(Figure content listings)
* * * * *

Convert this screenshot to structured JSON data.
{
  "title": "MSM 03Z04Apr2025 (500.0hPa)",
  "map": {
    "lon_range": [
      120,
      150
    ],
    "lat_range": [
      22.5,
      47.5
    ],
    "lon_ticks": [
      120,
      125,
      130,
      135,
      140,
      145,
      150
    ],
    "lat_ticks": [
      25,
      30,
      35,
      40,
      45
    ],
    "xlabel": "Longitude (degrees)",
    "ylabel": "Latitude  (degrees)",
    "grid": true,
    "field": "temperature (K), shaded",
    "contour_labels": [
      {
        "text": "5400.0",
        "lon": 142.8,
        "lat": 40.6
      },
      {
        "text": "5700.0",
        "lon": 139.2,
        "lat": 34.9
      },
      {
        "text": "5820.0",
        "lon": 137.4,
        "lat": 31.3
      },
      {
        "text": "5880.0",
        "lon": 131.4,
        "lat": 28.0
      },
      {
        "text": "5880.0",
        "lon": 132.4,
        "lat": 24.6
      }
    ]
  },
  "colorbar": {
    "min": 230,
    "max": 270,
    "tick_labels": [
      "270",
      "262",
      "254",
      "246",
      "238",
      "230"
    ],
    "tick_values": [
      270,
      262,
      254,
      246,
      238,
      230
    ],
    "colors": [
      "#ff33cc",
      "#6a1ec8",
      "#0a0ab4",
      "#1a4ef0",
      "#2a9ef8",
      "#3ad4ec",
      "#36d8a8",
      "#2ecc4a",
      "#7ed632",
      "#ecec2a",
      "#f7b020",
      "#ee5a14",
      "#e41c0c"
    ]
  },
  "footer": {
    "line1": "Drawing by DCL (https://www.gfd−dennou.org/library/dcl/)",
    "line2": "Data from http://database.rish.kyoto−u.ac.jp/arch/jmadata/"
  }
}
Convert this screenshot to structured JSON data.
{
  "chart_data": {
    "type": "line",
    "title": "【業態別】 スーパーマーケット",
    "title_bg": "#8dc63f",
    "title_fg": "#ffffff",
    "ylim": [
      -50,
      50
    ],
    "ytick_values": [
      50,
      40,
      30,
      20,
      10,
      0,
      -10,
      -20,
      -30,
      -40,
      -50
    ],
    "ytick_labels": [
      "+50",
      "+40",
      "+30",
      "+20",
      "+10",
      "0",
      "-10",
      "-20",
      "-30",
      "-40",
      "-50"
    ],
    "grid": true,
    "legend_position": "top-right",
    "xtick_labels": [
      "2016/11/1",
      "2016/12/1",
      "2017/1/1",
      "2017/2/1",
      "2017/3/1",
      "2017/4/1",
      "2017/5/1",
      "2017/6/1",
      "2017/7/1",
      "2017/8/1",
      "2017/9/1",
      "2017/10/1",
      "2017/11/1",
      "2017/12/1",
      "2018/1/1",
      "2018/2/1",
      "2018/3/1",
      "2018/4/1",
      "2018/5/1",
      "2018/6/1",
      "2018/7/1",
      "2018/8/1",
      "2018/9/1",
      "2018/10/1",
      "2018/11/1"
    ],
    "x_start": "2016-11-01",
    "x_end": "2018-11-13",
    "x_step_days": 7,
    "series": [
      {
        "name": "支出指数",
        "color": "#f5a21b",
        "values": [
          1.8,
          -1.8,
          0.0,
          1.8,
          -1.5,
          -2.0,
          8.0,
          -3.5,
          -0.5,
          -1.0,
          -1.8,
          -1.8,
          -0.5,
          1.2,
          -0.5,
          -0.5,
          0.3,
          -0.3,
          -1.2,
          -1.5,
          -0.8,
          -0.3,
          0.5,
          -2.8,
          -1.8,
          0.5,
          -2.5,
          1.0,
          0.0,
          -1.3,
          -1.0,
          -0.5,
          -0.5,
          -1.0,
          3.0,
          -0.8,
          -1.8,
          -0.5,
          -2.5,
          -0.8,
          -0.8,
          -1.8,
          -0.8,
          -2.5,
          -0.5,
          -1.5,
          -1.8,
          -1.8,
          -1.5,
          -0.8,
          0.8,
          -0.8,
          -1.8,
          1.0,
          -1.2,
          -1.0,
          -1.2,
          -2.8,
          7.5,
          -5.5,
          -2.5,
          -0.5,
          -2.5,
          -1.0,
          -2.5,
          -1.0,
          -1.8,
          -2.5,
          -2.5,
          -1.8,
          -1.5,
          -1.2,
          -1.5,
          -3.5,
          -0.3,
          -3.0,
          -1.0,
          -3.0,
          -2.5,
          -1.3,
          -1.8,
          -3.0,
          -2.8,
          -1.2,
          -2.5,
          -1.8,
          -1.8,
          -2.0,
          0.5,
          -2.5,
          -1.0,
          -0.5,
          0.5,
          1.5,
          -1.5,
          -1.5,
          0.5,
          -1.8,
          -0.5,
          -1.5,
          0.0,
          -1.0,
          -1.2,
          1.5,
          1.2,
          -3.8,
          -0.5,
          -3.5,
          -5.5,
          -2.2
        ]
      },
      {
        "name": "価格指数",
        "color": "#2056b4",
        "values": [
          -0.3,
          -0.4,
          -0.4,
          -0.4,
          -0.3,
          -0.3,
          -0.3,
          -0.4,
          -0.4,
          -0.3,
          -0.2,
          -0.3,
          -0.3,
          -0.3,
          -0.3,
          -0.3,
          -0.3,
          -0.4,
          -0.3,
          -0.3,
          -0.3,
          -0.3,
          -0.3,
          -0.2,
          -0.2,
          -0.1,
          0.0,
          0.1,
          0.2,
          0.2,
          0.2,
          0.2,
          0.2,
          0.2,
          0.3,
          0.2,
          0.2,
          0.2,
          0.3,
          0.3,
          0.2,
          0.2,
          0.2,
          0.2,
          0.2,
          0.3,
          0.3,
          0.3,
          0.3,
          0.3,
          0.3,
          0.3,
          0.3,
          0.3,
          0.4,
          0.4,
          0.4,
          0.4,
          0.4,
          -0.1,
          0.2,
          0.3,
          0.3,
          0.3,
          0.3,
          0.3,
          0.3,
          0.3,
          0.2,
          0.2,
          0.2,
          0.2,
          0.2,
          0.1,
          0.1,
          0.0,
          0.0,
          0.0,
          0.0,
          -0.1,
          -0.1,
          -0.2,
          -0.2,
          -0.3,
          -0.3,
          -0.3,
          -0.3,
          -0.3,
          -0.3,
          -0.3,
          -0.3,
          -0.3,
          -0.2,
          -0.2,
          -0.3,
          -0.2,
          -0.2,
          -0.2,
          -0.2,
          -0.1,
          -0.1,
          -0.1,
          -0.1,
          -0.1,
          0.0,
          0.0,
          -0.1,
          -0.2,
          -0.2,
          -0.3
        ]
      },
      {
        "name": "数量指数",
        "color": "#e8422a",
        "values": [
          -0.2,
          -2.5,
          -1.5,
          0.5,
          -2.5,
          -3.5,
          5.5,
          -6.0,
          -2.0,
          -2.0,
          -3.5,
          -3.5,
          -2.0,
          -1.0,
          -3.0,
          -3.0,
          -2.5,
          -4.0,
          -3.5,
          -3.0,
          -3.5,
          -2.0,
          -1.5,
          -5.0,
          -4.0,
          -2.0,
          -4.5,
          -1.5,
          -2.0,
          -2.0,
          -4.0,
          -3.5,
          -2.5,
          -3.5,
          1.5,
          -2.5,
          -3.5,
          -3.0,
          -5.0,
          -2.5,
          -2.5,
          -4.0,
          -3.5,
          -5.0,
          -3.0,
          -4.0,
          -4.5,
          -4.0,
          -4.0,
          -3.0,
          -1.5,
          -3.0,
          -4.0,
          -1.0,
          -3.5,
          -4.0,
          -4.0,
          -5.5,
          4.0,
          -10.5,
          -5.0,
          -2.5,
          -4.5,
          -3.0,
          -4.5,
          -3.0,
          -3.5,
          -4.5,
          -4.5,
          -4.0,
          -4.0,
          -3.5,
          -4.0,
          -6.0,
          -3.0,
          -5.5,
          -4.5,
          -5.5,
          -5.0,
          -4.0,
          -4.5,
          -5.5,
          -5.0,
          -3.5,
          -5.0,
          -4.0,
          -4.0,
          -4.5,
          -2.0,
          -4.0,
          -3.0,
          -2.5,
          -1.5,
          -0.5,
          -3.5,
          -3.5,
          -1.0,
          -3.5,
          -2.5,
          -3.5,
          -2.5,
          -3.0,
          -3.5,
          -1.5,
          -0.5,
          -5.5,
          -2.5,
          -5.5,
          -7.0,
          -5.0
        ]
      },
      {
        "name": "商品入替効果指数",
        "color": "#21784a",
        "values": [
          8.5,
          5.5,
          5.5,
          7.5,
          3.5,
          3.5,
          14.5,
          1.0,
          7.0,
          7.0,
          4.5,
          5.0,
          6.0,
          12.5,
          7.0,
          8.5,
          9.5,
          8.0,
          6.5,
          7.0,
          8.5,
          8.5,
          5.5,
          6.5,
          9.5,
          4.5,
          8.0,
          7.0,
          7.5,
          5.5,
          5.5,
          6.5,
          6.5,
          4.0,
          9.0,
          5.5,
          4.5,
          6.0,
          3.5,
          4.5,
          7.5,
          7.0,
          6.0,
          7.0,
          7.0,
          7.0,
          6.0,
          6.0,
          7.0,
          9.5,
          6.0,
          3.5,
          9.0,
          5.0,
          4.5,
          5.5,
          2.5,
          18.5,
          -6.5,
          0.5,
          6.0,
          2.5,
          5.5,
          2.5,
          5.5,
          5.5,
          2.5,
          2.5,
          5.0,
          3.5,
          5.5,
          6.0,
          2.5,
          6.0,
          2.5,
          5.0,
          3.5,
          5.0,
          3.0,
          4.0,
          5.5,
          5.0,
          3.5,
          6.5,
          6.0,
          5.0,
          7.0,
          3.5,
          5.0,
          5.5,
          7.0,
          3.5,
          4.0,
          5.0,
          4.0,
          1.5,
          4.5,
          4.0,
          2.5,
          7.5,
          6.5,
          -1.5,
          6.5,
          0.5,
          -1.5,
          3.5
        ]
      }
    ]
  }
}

* * * * *

### GIVEN EXERCISE
Which lines include "text"? Copy each of them out.

### ANSWER FOR THE TASK
        "text": "5400.0",
        "text": "5700.0",
        "text": "5820.0",
        "text": "5880.0",
        "text": "5880.0",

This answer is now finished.